◆ DESCRIPTION OF THE TASK
Extract the full listing below without altering a single character.

◆ DATA SECTION
+ + + + + + +

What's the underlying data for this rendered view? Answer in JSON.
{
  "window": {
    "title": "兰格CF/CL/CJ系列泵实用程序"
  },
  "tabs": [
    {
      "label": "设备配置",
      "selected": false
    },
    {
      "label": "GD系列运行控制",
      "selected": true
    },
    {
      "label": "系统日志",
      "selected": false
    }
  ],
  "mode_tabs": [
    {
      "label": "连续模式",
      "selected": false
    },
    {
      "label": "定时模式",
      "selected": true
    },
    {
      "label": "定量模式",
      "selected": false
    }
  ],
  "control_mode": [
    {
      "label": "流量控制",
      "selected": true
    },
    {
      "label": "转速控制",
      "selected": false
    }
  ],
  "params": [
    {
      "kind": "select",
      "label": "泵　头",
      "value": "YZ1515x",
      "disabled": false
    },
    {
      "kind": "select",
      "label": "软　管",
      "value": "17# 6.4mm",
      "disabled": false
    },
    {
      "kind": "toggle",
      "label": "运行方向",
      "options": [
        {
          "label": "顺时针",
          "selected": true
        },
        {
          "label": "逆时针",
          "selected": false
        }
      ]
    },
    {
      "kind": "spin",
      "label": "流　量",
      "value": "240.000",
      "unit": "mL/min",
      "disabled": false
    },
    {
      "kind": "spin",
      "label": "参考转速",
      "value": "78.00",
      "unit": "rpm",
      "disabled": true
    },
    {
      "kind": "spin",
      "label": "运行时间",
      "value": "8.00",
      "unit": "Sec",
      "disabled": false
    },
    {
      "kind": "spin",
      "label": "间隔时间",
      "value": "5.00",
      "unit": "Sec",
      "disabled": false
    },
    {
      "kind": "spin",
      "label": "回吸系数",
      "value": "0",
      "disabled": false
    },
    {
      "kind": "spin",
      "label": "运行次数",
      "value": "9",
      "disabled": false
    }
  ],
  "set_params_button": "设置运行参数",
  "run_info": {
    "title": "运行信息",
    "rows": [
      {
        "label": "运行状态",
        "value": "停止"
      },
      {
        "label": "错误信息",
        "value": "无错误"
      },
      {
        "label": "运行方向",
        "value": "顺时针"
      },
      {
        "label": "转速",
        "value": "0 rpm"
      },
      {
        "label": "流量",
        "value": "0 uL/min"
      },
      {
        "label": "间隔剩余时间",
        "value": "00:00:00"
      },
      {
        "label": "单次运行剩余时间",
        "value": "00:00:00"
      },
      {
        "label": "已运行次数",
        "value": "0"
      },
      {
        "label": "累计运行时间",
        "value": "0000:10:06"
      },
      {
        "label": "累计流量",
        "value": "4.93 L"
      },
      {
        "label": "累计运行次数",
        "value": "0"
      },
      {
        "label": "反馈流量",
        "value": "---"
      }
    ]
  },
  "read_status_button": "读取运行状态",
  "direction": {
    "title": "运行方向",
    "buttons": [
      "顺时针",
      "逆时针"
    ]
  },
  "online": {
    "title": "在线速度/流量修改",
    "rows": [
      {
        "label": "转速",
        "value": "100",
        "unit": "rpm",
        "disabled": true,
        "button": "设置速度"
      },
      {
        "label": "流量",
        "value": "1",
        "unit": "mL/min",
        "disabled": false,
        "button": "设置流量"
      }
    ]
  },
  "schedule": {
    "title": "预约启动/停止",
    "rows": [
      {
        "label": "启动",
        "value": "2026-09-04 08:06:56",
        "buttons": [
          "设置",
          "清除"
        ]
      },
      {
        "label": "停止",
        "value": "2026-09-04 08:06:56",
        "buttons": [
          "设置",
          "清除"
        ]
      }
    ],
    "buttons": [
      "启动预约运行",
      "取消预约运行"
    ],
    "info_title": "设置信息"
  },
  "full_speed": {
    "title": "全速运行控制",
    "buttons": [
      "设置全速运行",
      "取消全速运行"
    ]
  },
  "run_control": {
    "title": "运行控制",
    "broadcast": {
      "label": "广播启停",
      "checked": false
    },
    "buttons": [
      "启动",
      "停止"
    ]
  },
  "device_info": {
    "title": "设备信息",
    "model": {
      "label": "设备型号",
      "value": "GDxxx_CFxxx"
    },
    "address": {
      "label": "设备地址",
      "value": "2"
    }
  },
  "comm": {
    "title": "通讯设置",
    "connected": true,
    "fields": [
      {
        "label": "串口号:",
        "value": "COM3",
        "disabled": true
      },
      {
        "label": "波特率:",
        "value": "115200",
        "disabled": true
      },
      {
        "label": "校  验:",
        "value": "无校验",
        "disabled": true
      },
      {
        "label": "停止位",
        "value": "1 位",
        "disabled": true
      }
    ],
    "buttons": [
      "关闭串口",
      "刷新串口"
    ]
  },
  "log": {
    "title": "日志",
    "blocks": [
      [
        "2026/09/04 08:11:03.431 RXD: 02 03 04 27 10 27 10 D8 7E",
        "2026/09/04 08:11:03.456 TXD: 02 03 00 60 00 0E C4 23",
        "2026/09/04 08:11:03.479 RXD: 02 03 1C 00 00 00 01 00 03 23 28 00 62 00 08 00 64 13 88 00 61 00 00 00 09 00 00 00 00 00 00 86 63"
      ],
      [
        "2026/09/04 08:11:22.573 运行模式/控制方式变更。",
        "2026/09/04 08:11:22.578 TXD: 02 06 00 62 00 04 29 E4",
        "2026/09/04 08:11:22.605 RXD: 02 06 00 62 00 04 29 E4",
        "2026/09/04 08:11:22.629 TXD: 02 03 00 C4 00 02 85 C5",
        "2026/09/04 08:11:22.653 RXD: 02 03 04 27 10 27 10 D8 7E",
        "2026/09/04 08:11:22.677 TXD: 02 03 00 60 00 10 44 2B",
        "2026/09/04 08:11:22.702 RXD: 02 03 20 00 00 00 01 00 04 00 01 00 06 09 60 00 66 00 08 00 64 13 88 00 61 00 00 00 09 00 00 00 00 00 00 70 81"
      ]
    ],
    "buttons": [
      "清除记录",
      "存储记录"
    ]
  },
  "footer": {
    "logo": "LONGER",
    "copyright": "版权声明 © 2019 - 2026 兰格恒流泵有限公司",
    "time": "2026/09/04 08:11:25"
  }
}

+ + + + + + +

◆ WRITTEN ANSWER
What's the underlying data for this rendered view? Answer in JSON.
{
  "window": {
    "title": "兰格CF/CL/CJ系列泵实用程序"
  },
  "tabs": [
    {
      "label": "设备配置",
      "selected": false
    },
    {
      "label": "GD系列运行控制",
      "selected": true
    },
    {
      "label": "系统日志",
      "selected": false
    }
  ],
  "mode_tabs": [
    {
      "label": "连续模式",
      "selected": false
    },
    {
      "label": "定时模式",
      "selected": true
    },
    {
      "label": "定量模式",
      "selected": false
    }
  ],
  "control_mode": [
    {
      "label": "流量控制",
      "selected": true
    },
    {
      "label": "转速控制",
      "selected": false
    }
  ],
  "params": [
    {
      "kind": "select",
      "label": "泵　头",
      "value": "YZ1515x",
      "disabled": false
    },
    {
      "kind": "select",
      "label": "软　管",
      "value": "17# 6.4mm",
      "disabled": false
    },
    {
      "kind": "toggle",
      "label": "运行方向",
      "options": [
        {
          "label": "顺时针",
          "selected": true
        },
        {
          "label": "逆时针",
          "selected": false
        }
      ]
    },
    {
      "kind": "spin",
      "label": "流　量",
      "value": "240.000",
      "unit": "mL/min",
      "disabled": false
    },
    {
      "kind": "spin",
      "label": "参考转速",
      "value": "78.00",
      "unit": "rpm",
      "disabled": true
    },
    {
      "kind": "spin",
      "label": "运行时间",
      "value": "8.00",
      "unit": "Sec",
      "disabled": false
    },
    {
      "kind": "spin",
      "label": "间隔时间",
      "value": "5.00",
      "unit": "Sec",
      "disabled": false
    },
    {
      "kind": "spin",
      "label": "回吸系数",
      "value": "0",
      "disabled": false
    },
    {
      "kind": "spin",
      "label": "运行次数",
      "value": "9",
      "disabled": false
    }
  ],
  "set_params_button": "设置运行参数",
  "run_info": {
    "title": "运行信息",
    "rows": [
      {
        "label": "运行状态",
        "value": "停止"
      },
      {
        "label": "错误信息",
        "value": "无错误"
      },
      {
        "label": "运行方向",
        "value": "顺时针"
      },
      {
        "label": "转速",
        "value": "0 rpm"
      },
      {
        "label": "流量",
        "value": "0 uL/min"
      },
      {
        "label": "间隔剩余时间",
        "value": "00:00:00"
      },
      {
        "label": "单次运行剩余时间",
        "value": "00:00:00"
      },
      {
        "label": "已运行次数",
        "value": "0"
      },
      {
        "label": "累计运行时间",
        "value": "0000:10:06"
      },
      {
        "label": "累计流量",
        "value": "4.93 L"
      },
      {
        "label": "累计运行次数",
        "value": "0"
      },
      {
        "label": "反馈流量",
        "value": "---"
      }
    ]
  },
  "read_status_button": "读取运行状态",
  "direction": {
    "title": "运行方向",
    "buttons": [
      "顺时针",
      "逆时针"
    ]
  },
  "online": {
    "title": "在线速度/流量修改",
    "rows": [
      {
        "label": "转速",
        "value": "100",
        "unit": "rpm",
        "disabled": true,
        "button": "设置速度"
      },
      {
        "label": "流量",
        "value": "1",
        "unit": "mL/min",
        "disabled": false,
        "button": "设置流量"
      }
    ]
  },
  "schedule": {
    "title": "预约启动/停止",
    "rows": [
      {
        "label": "启动",
        "value": "2026-09-04 08:06:56",
        "buttons": [
          "设置",
          "清除"
        ]
      },
      {
        "label": "停止",
        "value": "2026-09-04 08:06:56",
        "buttons": [
          "设置",
          "清除"
        ]
      }
    ],
    "buttons": [
      "启动预约运行",
      "取消预约运行"
    ],
    "info_title": "设置信息"
  },
  "full_speed": {
    "title": "全速运行控制",
    "buttons": [
      "设置全速运行",
      "取消全速运行"
    ]
  },
  "run_control": {
    "title": "运行控制",
    "broadcast": {
      "label": "广播启停",
      "checked": false
    },
    "buttons": [
      "启动",
      "停止"
    ]
  },
  "device_info": {
    "title": "设备信息",
    "model": {
      "label": "设备型号",
      "value": "GDxxx_CFxxx"
    },
    "address": {
      "label": "设备地址",
      "value": "2"
    }
  },
  "comm": {
    "title": "通讯设置",
    "connected": true,
    "fields": [
      {
        "label": "串口号:",
        "value": "COM3",
        "disabled": true
      },
      {
        "label": "波特率:",
        "value": "115200",
        "disabled": true
      },
      {
        "label": "校  验:",
        "value": "无校验",
        "disabled": true
      },
      {
        "label": "停止位",
        "value": "1 位",
        "disabled": true
      }
    ],
    "buttons": [
      "关闭串口",
      "刷新串口"
    ]
  },
  "log": {
    "title": "日志",
    "blocks": [
      [
        "2026/09/04 08:11:03.431 RXD: 02 03 04 27 10 27 10 D8 7E",
        "2026/09/04 08:11:03.456 TXD: 02 03 00 60 00 0E C4 23",
        "2026/09/04 08:11:03.479 RXD: 02 03 1C 00 00 00 01 00 03 23 28 00 62 00 08 00 64 13 88 00 61 00 00 00 09 00 00 00 00 00 00 86 63"
      ],
      [
        "2026/09/04 08:11:22.573 运行模式/控制方式变更。",
        "2026/09/04 08:11:22.578 TXD: 02 06 00 62 00 04 29 E4",
        "2026/09/04 08:11:22.605 RXD: 02 06 00 62 00 04 29 E4",
        "2026/09/04 08:11:22.629 TXD: 02 03 00 C4 00 02 85 C5",
        "2026/09/04 08:11:22.653 RXD: 02 03 04 27 10 27 10 D8 7E",
        "2026/09/04 08:11:22.677 TXD: 02 03 00 60 00 10 44 2B",
        "2026/09/04 08:11:22.702 RXD: 02 03 20 00 00 00 01 00 04 00 01 00 06 09 60 00 66 00 08 00 64 13 88 00 61 00 00 00 09 00 00 00 00 00 00 70 81"
      ]
    ],
    "buttons": [
      "清除记录",
      "存储记录"
    ]
  },
  "footer": {
    "logo": "LONGER",
    "copyright": "版权声明 © 2019 - 2026 兰格恒流泵有限公司",
    "time": "2026/09/04 08:11:25"
  }
}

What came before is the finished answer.